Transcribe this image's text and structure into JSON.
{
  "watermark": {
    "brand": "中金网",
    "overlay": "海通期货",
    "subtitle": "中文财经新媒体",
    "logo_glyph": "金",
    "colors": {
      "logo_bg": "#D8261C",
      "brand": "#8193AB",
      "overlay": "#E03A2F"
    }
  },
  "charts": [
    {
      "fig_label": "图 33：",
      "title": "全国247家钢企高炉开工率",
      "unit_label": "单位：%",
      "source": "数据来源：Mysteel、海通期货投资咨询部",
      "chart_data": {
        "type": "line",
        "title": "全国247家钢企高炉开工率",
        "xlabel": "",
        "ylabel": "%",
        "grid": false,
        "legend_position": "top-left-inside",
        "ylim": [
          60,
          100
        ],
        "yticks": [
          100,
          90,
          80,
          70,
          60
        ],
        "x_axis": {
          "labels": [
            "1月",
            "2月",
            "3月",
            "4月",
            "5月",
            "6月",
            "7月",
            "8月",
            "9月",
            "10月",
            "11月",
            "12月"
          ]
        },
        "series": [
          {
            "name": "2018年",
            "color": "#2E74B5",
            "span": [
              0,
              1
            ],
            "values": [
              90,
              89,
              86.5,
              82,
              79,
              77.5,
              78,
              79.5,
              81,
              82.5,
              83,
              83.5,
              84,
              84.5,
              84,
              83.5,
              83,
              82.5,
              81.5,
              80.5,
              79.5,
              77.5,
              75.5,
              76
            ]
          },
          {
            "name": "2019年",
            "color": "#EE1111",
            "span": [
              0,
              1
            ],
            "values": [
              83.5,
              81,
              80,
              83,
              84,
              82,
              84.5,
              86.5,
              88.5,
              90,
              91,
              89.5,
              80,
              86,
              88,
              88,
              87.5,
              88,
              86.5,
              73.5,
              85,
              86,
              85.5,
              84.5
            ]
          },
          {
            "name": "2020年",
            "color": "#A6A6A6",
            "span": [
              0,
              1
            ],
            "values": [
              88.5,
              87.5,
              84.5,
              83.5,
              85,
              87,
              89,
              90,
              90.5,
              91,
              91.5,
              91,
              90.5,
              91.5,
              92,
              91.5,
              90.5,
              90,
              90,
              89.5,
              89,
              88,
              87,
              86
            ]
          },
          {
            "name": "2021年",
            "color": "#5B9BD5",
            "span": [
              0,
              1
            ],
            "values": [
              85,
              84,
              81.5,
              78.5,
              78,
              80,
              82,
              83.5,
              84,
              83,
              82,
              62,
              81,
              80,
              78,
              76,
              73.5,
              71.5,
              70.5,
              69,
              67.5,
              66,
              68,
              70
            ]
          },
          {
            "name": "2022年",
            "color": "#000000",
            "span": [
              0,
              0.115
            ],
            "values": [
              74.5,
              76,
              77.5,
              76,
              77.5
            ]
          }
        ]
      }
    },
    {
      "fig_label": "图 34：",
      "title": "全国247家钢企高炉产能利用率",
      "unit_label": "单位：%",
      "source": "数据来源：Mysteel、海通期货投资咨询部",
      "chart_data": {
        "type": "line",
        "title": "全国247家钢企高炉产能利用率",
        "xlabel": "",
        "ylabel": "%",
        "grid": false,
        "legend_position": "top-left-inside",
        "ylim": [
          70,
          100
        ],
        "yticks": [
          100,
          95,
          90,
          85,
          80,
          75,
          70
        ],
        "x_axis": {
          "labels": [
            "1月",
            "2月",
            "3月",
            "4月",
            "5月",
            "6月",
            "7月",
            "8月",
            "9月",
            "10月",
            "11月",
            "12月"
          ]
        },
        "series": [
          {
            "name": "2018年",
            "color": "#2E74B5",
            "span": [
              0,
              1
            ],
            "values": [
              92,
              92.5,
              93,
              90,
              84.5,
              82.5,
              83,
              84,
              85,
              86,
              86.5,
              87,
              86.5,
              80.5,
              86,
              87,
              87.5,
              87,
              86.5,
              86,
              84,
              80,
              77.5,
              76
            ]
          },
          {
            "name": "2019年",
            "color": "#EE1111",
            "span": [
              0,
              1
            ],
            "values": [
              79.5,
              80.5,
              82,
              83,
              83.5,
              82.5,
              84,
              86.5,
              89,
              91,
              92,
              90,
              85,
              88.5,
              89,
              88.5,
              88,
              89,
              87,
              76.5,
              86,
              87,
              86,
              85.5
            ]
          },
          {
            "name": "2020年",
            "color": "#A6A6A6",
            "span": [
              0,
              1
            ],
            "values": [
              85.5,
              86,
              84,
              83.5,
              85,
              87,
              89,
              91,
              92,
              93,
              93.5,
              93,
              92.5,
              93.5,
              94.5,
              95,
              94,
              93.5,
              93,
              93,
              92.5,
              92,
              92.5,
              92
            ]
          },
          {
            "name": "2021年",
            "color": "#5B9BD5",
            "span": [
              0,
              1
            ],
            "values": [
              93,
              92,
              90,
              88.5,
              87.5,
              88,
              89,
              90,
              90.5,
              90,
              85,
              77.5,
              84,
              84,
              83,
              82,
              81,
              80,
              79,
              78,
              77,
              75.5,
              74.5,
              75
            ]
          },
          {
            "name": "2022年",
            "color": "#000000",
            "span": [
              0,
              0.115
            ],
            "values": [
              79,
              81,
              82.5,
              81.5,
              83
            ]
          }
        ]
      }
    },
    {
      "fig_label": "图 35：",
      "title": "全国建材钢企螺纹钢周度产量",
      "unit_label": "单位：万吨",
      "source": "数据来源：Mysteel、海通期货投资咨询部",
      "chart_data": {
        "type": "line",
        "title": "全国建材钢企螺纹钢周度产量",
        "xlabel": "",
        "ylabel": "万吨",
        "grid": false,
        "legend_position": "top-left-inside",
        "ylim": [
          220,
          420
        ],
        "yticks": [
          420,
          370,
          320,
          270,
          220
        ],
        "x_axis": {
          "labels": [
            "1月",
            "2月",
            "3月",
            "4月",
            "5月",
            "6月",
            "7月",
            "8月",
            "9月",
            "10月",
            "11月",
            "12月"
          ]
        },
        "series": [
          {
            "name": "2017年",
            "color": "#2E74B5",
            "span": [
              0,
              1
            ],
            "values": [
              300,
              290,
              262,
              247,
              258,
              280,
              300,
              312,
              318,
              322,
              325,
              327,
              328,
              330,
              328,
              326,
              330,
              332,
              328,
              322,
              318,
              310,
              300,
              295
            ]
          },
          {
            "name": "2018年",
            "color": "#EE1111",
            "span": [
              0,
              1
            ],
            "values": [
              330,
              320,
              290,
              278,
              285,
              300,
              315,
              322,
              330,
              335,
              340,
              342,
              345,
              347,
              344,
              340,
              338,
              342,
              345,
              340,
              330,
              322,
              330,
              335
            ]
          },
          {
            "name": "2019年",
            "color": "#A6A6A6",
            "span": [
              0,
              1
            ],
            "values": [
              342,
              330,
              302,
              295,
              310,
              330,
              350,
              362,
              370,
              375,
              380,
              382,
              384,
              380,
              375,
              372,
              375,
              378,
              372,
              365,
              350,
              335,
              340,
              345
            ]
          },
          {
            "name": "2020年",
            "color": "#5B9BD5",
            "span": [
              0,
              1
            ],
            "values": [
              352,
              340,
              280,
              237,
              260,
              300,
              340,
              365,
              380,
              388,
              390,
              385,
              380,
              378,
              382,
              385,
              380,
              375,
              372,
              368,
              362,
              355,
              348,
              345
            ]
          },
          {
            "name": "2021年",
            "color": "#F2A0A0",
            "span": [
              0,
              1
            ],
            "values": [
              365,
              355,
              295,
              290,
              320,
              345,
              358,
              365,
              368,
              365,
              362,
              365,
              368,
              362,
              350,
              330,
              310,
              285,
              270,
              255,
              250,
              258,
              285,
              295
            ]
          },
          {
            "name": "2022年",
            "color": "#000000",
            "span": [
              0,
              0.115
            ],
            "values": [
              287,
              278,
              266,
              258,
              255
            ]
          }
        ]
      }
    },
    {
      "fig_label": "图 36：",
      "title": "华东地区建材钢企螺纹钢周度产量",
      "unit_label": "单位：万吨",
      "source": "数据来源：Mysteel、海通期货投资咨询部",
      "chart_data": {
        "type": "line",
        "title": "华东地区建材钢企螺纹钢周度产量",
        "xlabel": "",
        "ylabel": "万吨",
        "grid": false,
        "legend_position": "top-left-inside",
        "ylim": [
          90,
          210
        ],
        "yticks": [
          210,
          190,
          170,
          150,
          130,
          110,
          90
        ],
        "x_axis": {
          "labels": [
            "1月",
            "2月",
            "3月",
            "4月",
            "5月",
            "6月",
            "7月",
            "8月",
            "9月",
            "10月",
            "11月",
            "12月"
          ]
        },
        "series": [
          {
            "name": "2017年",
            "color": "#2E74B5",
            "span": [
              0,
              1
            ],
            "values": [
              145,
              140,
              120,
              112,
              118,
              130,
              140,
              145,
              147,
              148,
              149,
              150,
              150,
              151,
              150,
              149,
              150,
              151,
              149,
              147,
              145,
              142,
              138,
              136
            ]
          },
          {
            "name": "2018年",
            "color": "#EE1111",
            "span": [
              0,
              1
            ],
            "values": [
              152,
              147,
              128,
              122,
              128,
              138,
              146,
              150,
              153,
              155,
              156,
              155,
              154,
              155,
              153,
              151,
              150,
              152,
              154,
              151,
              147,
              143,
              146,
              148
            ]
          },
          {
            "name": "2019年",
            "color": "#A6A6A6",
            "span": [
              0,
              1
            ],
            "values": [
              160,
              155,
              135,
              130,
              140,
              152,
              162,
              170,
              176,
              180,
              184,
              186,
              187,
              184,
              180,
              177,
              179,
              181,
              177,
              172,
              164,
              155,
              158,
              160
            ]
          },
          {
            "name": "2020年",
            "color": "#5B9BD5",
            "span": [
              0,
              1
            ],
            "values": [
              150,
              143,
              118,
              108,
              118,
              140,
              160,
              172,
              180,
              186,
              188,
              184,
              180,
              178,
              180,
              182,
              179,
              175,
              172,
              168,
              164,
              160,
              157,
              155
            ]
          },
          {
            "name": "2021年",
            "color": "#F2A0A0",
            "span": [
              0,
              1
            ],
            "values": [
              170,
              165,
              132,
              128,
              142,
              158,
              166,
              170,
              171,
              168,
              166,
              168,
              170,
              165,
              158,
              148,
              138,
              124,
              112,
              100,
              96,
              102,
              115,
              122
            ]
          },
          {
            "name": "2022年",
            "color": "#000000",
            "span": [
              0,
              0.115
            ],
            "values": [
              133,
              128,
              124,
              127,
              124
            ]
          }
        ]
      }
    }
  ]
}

* * *

» **Required work**
Report how many lines of the listing above include the word "华东地区建材钢企螺纹钢周度产量". Say nothing but the number.

» **Exercise result**
2